[Data entries]
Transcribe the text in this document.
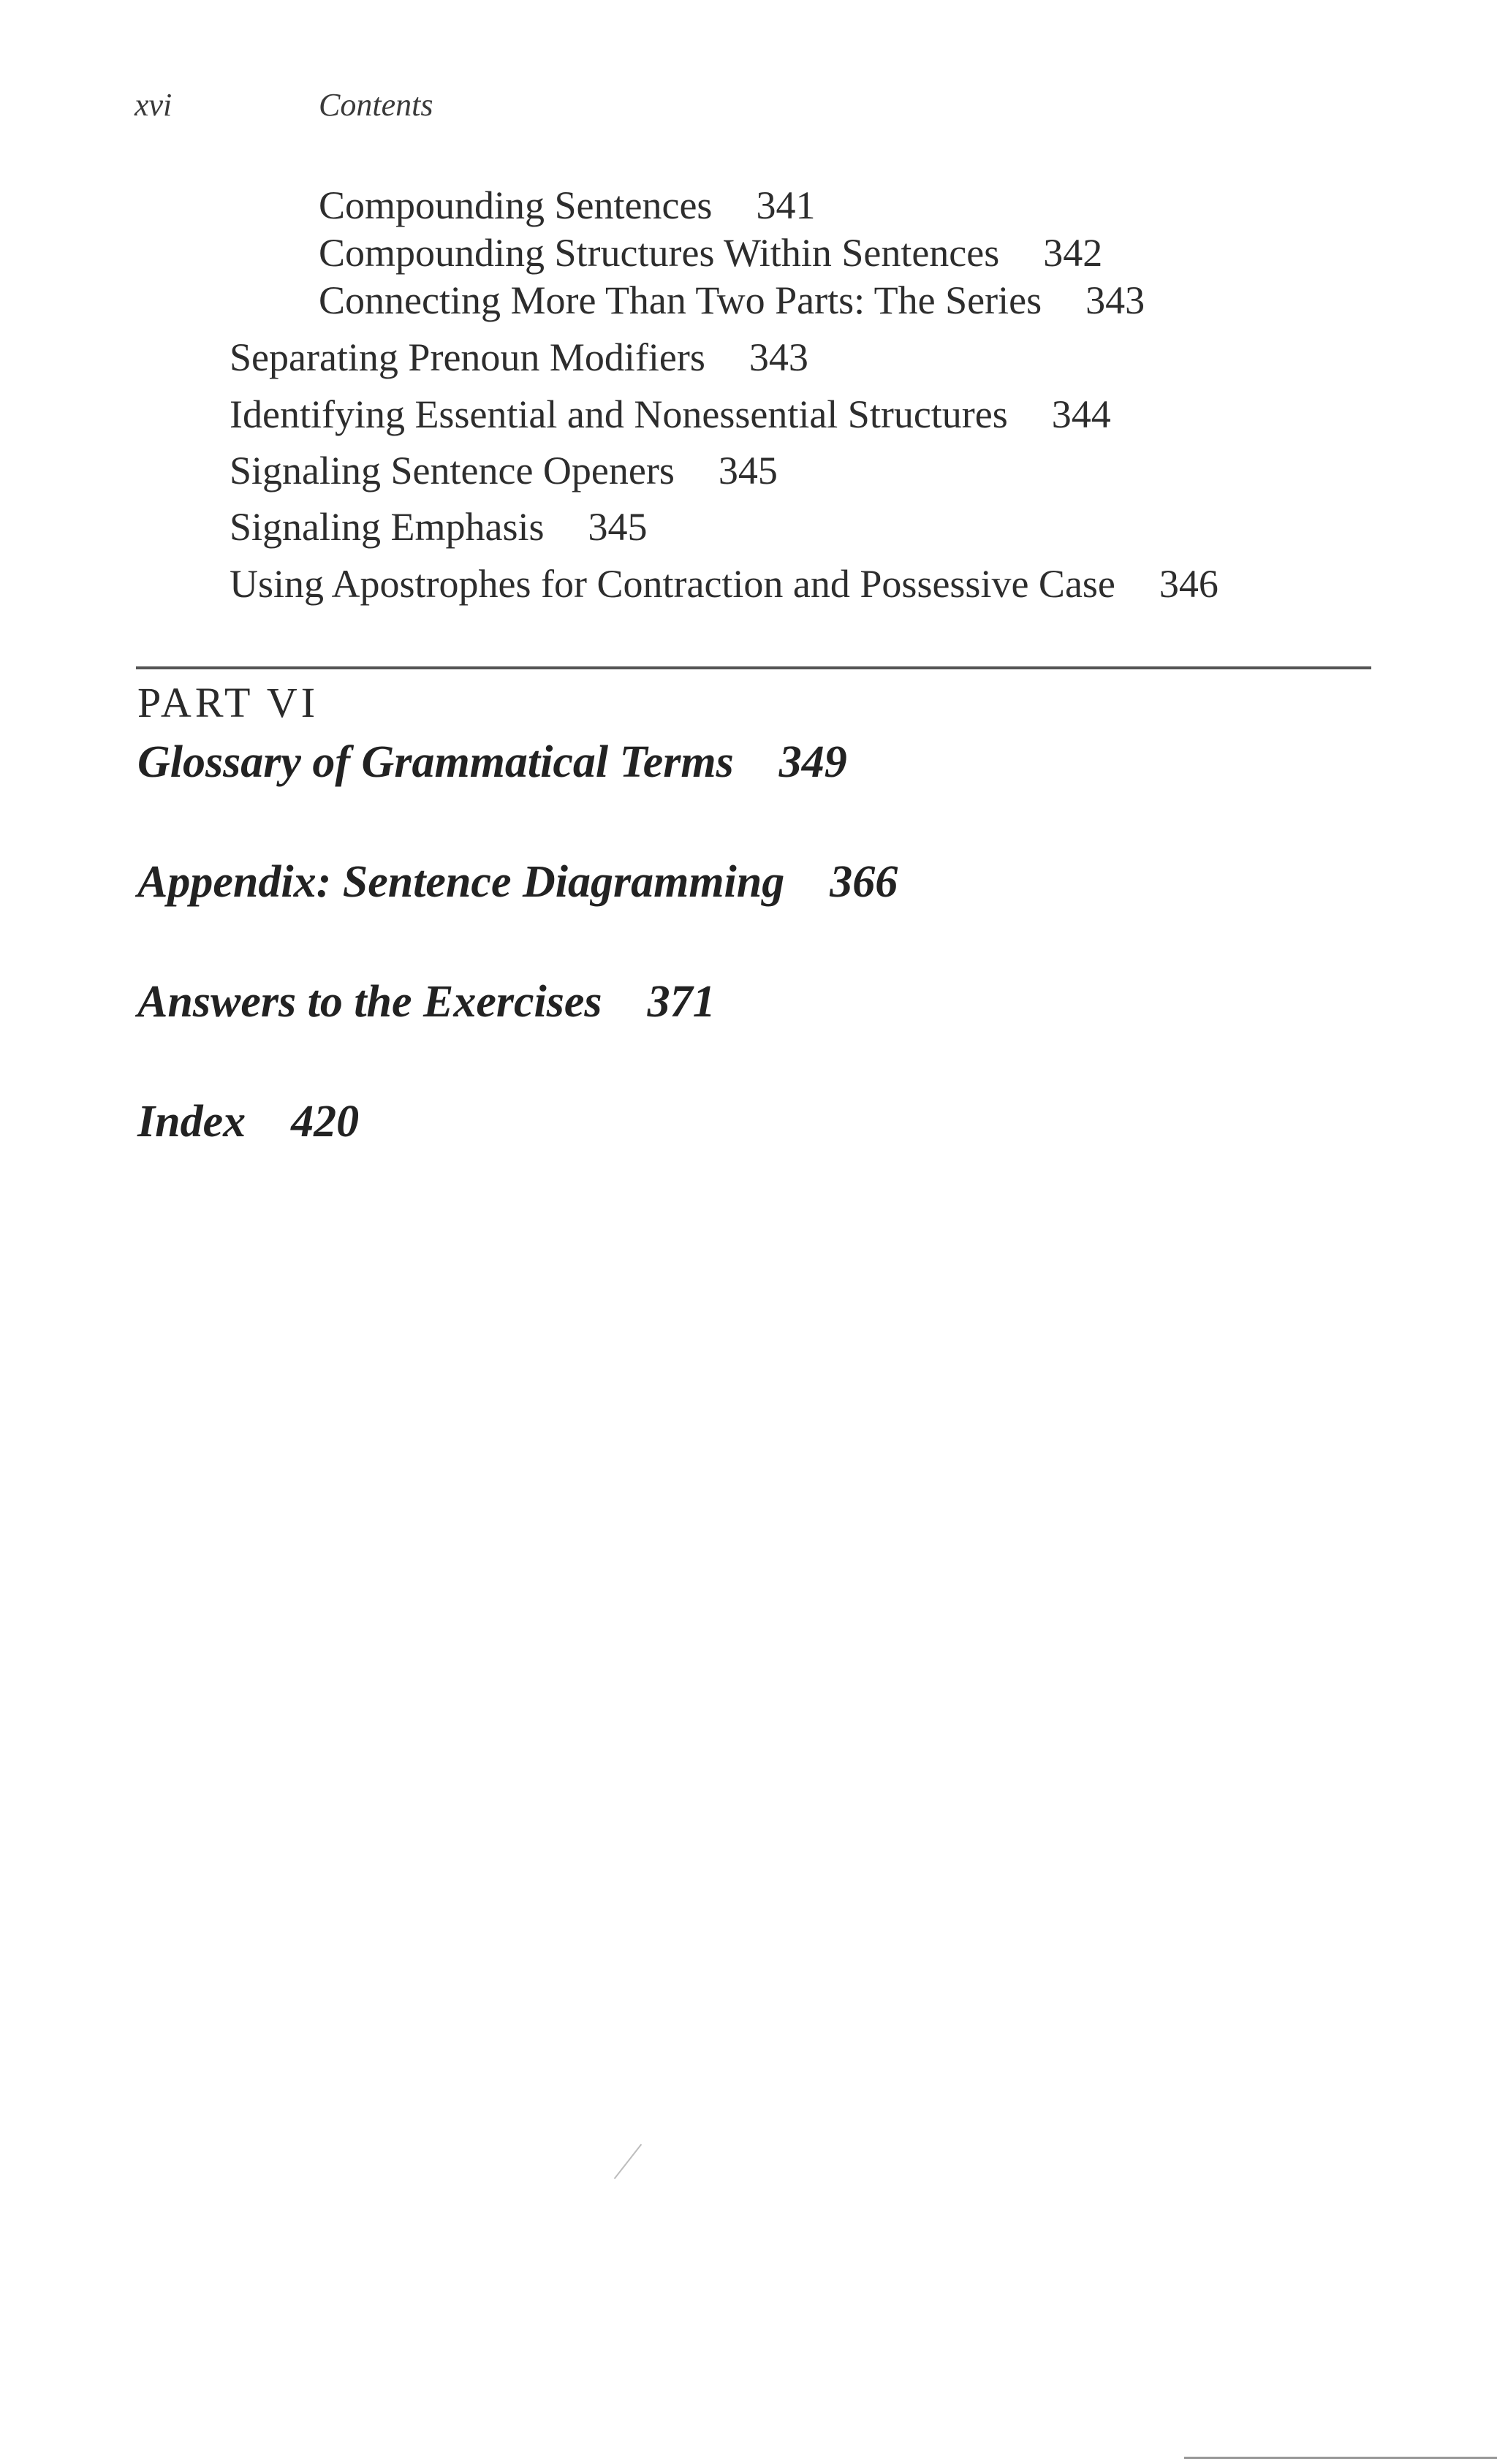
xvi	Contents
Compounding Sentences 341
Compounding Structures Within Sentences 342
Connecting More Than Two Parts: The Series 343
Separating Prenoun Modifiers 343
Identifying Essential and Nonessential Structures 344
Signaling Sentence Openers 345
Signaling Emphasis 345
Using Apostrophes for Contraction and Possessive Case 346
PART VI
Glossary of Grammatical Terms 349
Appendix: Sentence Diagramming 366
Answers to the Exercises 371
Index 420
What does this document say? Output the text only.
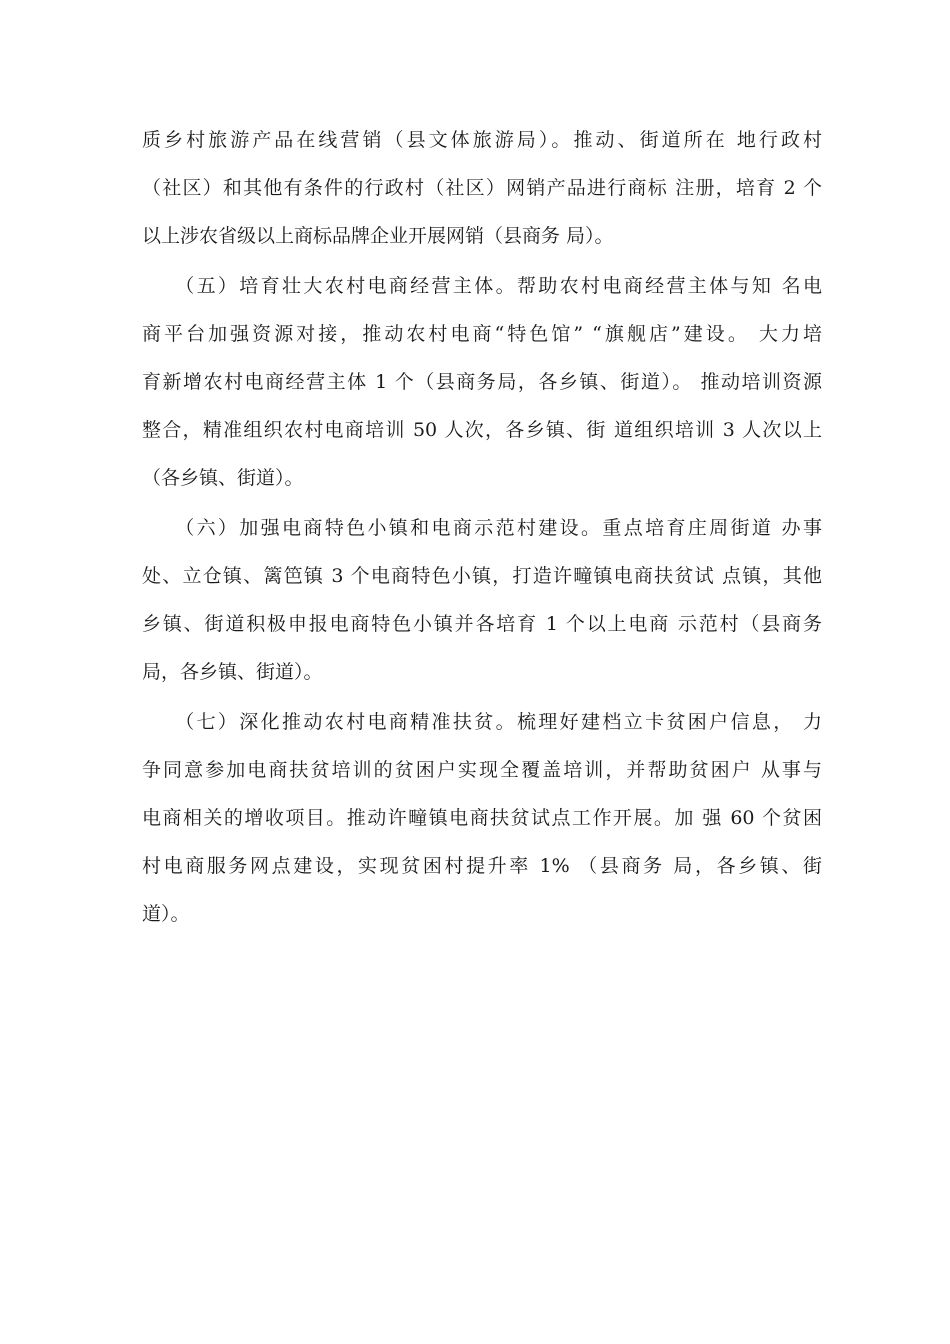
质乡村旅游产品在线营销（县文体旅游局）。推动、街道所在 地行政村
（社区）和其他有条件的行政村（社区）网销产品进行商标 注册，培育 2 个
以上涉农省级以上商标品牌企业开展网销（县商务 局）。
　　（五）培育壮大农村电商经营主体。帮助农村电商经营主体与知 名电
商平台加强资源对接，推动农村电商“特色馆” “旗舰店”建设。 大力培
育新增农村电商经营主体 1 个（县商务局，各乡镇、街道）。 推动培训资源
整合，精准组织农村电商培训 50 人次，各乡镇、街 道组织培训 3 人次以上
（各乡镇、街道）。
　　（六）加强电商特色小镇和电商示范村建设。重点培育庄周街道 办事
处、立仓镇、篱笆镇 3 个电商特色小镇，打造许疃镇电商扶贫试 点镇，其他
乡镇、街道积极申报电商特色小镇并各培育 1 个以上电商 示范村（县商务
局，各乡镇、街道）。
　　（七）深化推动农村电商精准扶贫。梳理好建档立卡贫困户信息， 力
争同意参加电商扶贫培训的贫困户实现全覆盖培训，并帮助贫困户 从事与
电商相关的增收项目。推动许疃镇电商扶贫试点工作开展。加 强 60 个贫困
村电商服务网点建设，实现贫困村提升率 1% （县商务 局，各乡镇、街
道）。
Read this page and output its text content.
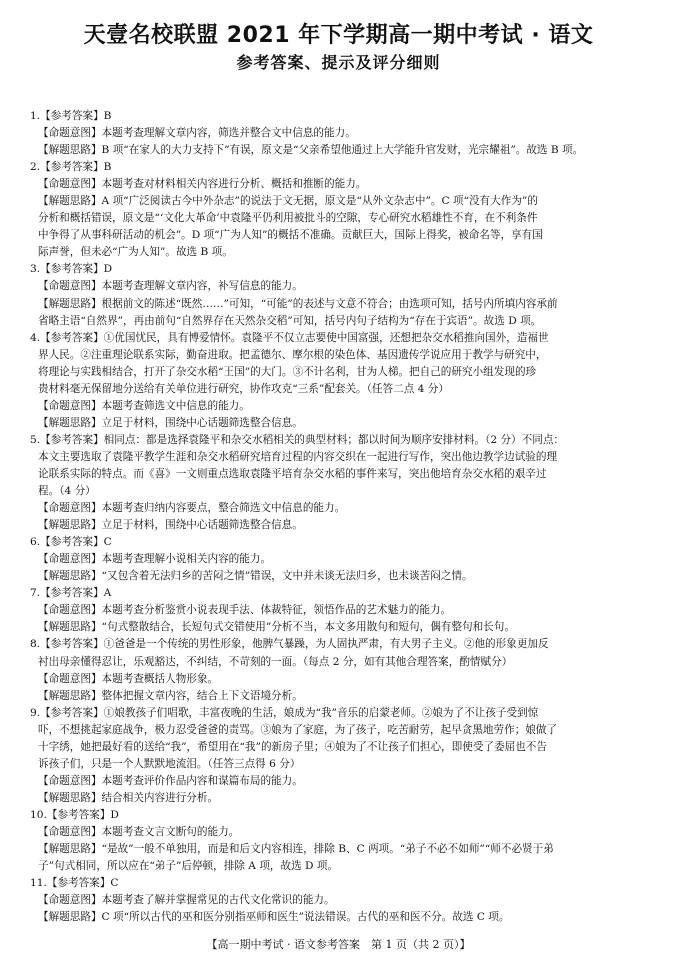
天壹名校联盟 2021 年下学期高一期中考试 · 语文
参考答案、提示及评分细则
1.【参考答案】B
【命题意图】本题考查理解文章内容，筛选并整合文中信息的能力。
【解题思路】B 项“在家人的大力支持下”有误，原文是“父亲希望他通过上大学能升官发财，光宗耀祖”。故选 B 项。
2.【参考答案】B
【命题意图】本题考查对材料相关内容进行分析、概括和推断的能力。
【解题思路】A 项“广泛阅读古今中外杂志”的说法于文无据，原文是“从外文杂志中”。C 项“没有大作为”的
分析和概括错误，原文是“‘文化大革命’中袁隆平仍利用被批斗的空隙，专心研究水稻雄性不育，在不利条件
中争得了从事科研活动的机会”。D 项“广为人知”的概括不准确。贡献巨大，国际上得奖，被命名等，享有国
际声誉，但未必“广为人知”。故选 B 项。
3.【参考答案】D
【命题意图】本题考查理解文章内容，补写信息的能力。
【解题思路】根据前文的陈述“既然……”可知，“可能”的表述与文意不符合；由选项可知，括号内所填内容承前
省略主语“自然界”，再由前句“自然界存在天然杂交稻”可知，括号内句子结构为“存在于宾语”。故选 D 项。
4.【参考答案】①优国忧民，具有博爱情怀。袁隆平不仅立志要使中国富强，还想把杂交水稻推向国外，造福世
界人民。②注重理论联系实际，勤奋进取。把孟德尔、摩尔根的染色体、基因遗传学说应用于教学与研究中，
将理论与实践相结合，打开了杂交水稻“王国”的大门。③不计名利，甘为人梯。把自己的研究小组发现的珍
贵材料毫无保留地分送给有关单位进行研究，协作攻克“三系”配套关。（任答二点 4 分）
【命题意图】本题考查筛选文中信息的能力。
【解题思路】立足于材料，围绕中心话题筛选整合信息。
5.【参考答案】相同点：都是选择袁隆平和杂交水稻相关的典型材料；都以时间为顺序安排材料。（2 分）不同点：
本文主要选取了袁隆平教学生涯和杂交水稻研究培育过程的内容交织在一起进行写作，突出他边教学边试验的理
论联系实际的特点。而《喜》一文则重点选取袁隆平培育杂交水稻的事件来写，突出他培育杂交水稻的艰辛过
程。（4 分）
【命题意图】本题考查归纳内容要点，整合筛选文中信息的能力。
【解题思路】立足于材料，围绕中心话题筛选整合信息。
6.【参考答案】C
【命题意图】本题考查理解小说相关内容的能力。
【解题思路】“又包含着无法归乡的苦闷之情”错误，文中并未谈无法归乡，也未谈苦闷之情。
7.【参考答案】A
【命题意图】本题考查分析鉴赏小说表现手法、体裁特征，领悟作品的艺术魅力的能力。
【解题思路】“句式整散结合，长短句式交错使用”分析不当，本文多用散句和短句，偶有整句和长句。
8.【参考答案】①爸爸是一个传统的男性形象，他脾气暴躁，为人固执严肃，有大男子主义。②他的形象更加反
衬出母亲懂得忍让，乐观豁达，不纠结，不苛刻的一面。（每点 2 分，如有其他合理答案，酌情赋分）
【命题意图】本题考查概括人物形象。
【解题思路】整体把握文章内容，结合上下文语境分析。
9.【参考答案】①娘教孩子们唱歌，丰富夜晚的生活，娘成为“我”音乐的启蒙老师。②娘为了不让孩子受到惊
吓，不想挑起家庭战争，极力忍受爸爸的责骂。③娘为了家庭，为了孩子，吃苦耐劳，起早贪黑地劳作；娘做了
十字绣，她把最好看的送给“我”，希望用在“我”的新房子里；④娘为了不让孩子们担心，即使受了委屈也不告
诉孩子们，只是一个人默默地流泪。（任答三点得 6 分）
【命题意图】本题考查评价作品内容和谋篇布局的能力。
【解题思路】结合相关内容进行分析。
10.【参考答案】D
【命题意图】本题考查文言文断句的能力。
【解题思路】“是故”一般不单独用，而是和后文内容相连，排除 B、C 两项。“弟子不必不如师”“师不必贤于弟
子”句式相同，所以应在“弟子”后停顿，排除 A 项，故选 D 项。
11.【参考答案】C
【命题意图】本题考查了解并掌握常见的古代文化常识的能力。
【解题思路】C 项“所以古代的巫和医分别指巫师和医生”说法错误。古代的巫和医不分。故选 C 项。
【高一期中考试 · 语文参考答案　第 1 页（共 2 页）】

BRIEF: Tell how many lines in the material contain the word "Sentences". Only the number is wanted.

REPLY: 2